## Task
Reproduce the data exactly and drop any pictures it holds.

## Input material

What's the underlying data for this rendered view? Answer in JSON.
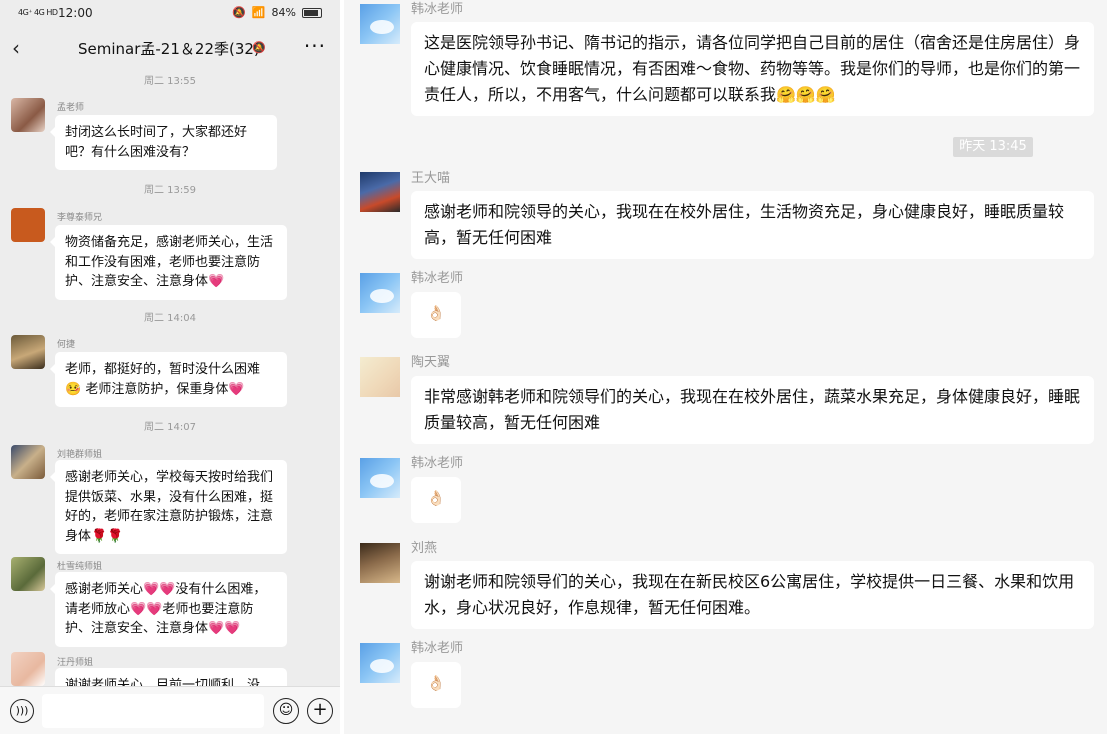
{
  "status_bar": {
    "signal": "4G⁺ 4G HD",
    "time": "12:00",
    "battery": "84%"
  },
  "chat": {
    "title": "Seminar孟-21＆22季(32)",
    "back_icon": "chevron-left-icon",
    "more_icon": "more-dots-icon"
  },
  "left_messages": {
    "ts1": "周二 13:55",
    "ts2": "周二 13:59",
    "ts3": "周二 14:04",
    "ts4": "周二 14:07",
    "m1": {
      "sender": "孟老师",
      "text": "封闭这么长时间了，大家都还好吧？有什么困难没有？"
    },
    "m2": {
      "sender": "李尊泰师兄",
      "text": "物资储备充足，感谢老师关心，生活和工作没有困难，老师也要注意防护、注意安全、注意身体💗"
    },
    "m3": {
      "sender": "何捷",
      "text": "老师，都挺好的，暂时没什么困难 🤒 老师注意防护，保重身体💗"
    },
    "m4": {
      "sender": "刘艳群师姐",
      "text": "感谢老师关心，学校每天按时给我们提供饭菜、水果，没有什么困难，挺好的，老师在家注意防护锻炼，注意身体🌹🌹"
    },
    "m5": {
      "sender": "杜雪纯师姐",
      "text": "感谢老师关心💗💗没有什么困难，请老师放心💗💗老师也要注意防护、注意安全、注意身体💗💗"
    },
    "m6": {
      "sender": "汪丹师姐",
      "text": "谢谢老师关心，目前一切顺利，没"
    }
  },
  "right_messages": {
    "timestamp": "昨天 13:45",
    "r1": {
      "sender": "韩冰老师",
      "text": "这是医院领导孙书记、隋书记的指示，请各位同学把自己目前的居住（宿舍还是住房居住）身心健康情况、饮食睡眠情况，有否困难～食物、药物等等。我是你们的导师，也是你们的第一责任人，所以，不用客气，什么问题都可以联系我🤗🤗🤗"
    },
    "r2": {
      "sender": "王大喵",
      "text": "感谢老师和院领导的关心，我现在在校外居住，生活物资充足，身心健康良好，睡眠质量较高，暂无任何困难"
    },
    "r3": {
      "sender": "韩冰老师",
      "text": "👌🏻"
    },
    "r4": {
      "sender": "陶天翼",
      "text": "非常感谢韩老师和院领导们的关心，我现在在校外居住，蔬菜水果充足，身体健康良好，睡眠质量较高，暂无任何困难"
    },
    "r5": {
      "sender": "韩冰老师",
      "text": "👌🏻"
    },
    "r6": {
      "sender": "刘燕",
      "text": "谢谢老师和院领导们的关心，我现在在新民校区6公寓居住，学校提供一日三餐、水果和饮用水，身心状况良好，作息规律，暂无任何困难。"
    },
    "r7": {
      "sender": "韩冰老师",
      "text": "👌🏻"
    }
  },
  "icons": {
    "voice": "voice-icon",
    "emoji": "emoji-icon",
    "plus": "plus-icon"
  }
}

## Answer to this problem
What's the underlying data for this rendered view? Answer in JSON.
{
  "status_bar": {
    "signal": "4G⁺ 4G HD",
    "time": "12:00",
    "battery": "84%"
  },
  "chat": {
    "title": "Seminar孟-21＆22季(32)",
    "back_icon": "chevron-left-icon",
    "more_icon": "more-dots-icon"
  },
  "left_messages": {
    "ts1": "周二 13:55",
    "ts2": "周二 13:59",
    "ts3": "周二 14:04",
    "ts4": "周二 14:07",
    "m1": {
      "sender": "孟老师",
      "text": "封闭这么长时间了，大家都还好吧？有什么困难没有？"
    },
    "m2": {
      "sender": "李尊泰师兄",
      "text": "物资储备充足，感谢老师关心，生活和工作没有困难，老师也要注意防护、注意安全、注意身体💗"
    },
    "m3": {
      "sender": "何捷",
      "text": "老师，都挺好的，暂时没什么困难 🤒 老师注意防护，保重身体💗"
    },
    "m4": {
      "sender": "刘艳群师姐",
      "text": "感谢老师关心，学校每天按时给我们提供饭菜、水果，没有什么困难，挺好的，老师在家注意防护锻炼，注意身体🌹🌹"
    },
    "m5": {
      "sender": "杜雪纯师姐",
      "text": "感谢老师关心💗💗没有什么困难，请老师放心💗💗老师也要注意防护、注意安全、注意身体💗💗"
    },
    "m6": {
      "sender": "汪丹师姐",
      "text": "谢谢老师关心，目前一切顺利，没"
    }
  },
  "right_messages": {
    "timestamp": "昨天 13:45",
    "r1": {
      "sender": "韩冰老师",
      "text": "这是医院领导孙书记、隋书记的指示，请各位同学把自己目前的居住（宿舍还是住房居住）身心健康情况、饮食睡眠情况，有否困难～食物、药物等等。我是你们的导师，也是你们的第一责任人，所以，不用客气，什么问题都可以联系我🤗🤗🤗"
    },
    "r2": {
      "sender": "王大喵",
      "text": "感谢老师和院领导的关心，我现在在校外居住，生活物资充足，身心健康良好，睡眠质量较高，暂无任何困难"
    },
    "r3": {
      "sender": "韩冰老师",
      "text": "👌🏻"
    },
    "r4": {
      "sender": "陶天翼",
      "text": "非常感谢韩老师和院领导们的关心，我现在在校外居住，蔬菜水果充足，身体健康良好，睡眠质量较高，暂无任何困难"
    },
    "r5": {
      "sender": "韩冰老师",
      "text": "👌🏻"
    },
    "r6": {
      "sender": "刘燕",
      "text": "谢谢老师和院领导们的关心，我现在在新民校区6公寓居住，学校提供一日三餐、水果和饮用水，身心状况良好，作息规律，暂无任何困难。"
    },
    "r7": {
      "sender": "韩冰老师",
      "text": "👌🏻"
    }
  },
  "icons": {
    "voice": "voice-icon",
    "emoji": "emoji-icon",
    "plus": "plus-icon"
  }
}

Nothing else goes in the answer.